Collect the lines of the entries where "vous" shows up.

################

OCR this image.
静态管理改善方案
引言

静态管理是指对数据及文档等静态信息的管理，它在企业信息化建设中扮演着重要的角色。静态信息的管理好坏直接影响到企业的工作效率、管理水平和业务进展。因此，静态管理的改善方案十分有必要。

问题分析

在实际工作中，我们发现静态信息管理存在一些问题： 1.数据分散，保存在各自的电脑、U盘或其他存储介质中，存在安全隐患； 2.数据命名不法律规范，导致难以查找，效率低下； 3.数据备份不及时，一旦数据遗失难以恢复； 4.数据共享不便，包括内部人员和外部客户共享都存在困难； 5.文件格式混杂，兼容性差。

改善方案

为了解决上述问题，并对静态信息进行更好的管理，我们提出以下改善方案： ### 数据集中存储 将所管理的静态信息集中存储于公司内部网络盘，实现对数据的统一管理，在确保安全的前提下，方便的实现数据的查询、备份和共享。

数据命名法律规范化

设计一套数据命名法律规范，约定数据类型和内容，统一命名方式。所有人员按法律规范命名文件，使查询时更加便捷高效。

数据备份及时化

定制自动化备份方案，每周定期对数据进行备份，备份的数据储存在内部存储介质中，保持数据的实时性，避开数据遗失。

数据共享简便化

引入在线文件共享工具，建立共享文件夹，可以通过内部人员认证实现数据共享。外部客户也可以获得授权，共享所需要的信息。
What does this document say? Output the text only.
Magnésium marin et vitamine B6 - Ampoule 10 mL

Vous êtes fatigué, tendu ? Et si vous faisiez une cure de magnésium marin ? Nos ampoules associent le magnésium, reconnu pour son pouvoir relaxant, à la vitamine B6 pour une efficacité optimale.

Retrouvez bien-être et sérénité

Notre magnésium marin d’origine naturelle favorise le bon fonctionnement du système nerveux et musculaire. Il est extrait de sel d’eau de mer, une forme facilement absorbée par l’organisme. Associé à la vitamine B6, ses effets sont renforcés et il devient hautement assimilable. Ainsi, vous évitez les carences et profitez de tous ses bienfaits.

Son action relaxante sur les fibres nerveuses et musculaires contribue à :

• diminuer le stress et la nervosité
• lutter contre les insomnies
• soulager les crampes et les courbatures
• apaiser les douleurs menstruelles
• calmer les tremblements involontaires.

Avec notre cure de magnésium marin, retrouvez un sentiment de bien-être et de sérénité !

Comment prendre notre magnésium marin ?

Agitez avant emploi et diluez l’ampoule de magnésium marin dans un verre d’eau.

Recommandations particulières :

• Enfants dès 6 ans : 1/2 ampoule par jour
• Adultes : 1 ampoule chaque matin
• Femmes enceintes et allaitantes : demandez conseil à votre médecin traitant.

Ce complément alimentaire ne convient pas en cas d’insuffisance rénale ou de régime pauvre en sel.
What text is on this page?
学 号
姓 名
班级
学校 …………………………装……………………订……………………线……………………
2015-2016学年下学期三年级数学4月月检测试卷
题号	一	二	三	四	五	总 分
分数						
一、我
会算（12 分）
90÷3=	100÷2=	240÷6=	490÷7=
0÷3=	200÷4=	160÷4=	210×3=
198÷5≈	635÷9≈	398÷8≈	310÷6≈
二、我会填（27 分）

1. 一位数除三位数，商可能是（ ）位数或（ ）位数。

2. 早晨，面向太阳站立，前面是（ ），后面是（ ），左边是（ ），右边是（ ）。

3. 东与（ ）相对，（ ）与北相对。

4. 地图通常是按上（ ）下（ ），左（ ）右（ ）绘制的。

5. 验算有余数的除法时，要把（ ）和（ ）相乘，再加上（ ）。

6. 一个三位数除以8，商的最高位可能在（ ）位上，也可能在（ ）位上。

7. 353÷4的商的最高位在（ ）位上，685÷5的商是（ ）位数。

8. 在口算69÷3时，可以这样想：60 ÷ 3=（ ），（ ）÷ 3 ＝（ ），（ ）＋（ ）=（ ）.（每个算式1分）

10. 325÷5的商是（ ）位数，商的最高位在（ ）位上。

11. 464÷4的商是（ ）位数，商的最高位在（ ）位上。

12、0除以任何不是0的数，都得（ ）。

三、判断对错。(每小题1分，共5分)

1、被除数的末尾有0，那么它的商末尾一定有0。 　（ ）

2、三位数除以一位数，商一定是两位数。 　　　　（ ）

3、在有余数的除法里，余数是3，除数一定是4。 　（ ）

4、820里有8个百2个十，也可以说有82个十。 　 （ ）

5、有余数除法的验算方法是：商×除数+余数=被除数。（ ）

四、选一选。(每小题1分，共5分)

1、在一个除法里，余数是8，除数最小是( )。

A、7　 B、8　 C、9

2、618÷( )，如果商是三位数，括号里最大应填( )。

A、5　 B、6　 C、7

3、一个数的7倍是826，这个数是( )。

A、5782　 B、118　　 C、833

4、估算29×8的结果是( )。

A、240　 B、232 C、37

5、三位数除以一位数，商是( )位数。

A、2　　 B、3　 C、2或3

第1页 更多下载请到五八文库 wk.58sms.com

################

→ Final result
Vous êtes fatigué, tendu ? Et si vous faisiez une cure de magnésium marin ? Nos ampoules associent le magnésium, reconnu pour son pouvoir relaxant, à la vitamine B6 pour une efficacité optimale.
Notre magnésium marin d’origine naturelle favorise le bon fonctionnement du système nerveux et musculaire. Il est extrait de sel d’eau de mer, une forme facilement absorbée par l’organisme. Associé à la vitamine B6, ses effets sont renforcés et il devient hautement assimilable. Ainsi, vous évitez les carences et profitez de tous ses bienfaits.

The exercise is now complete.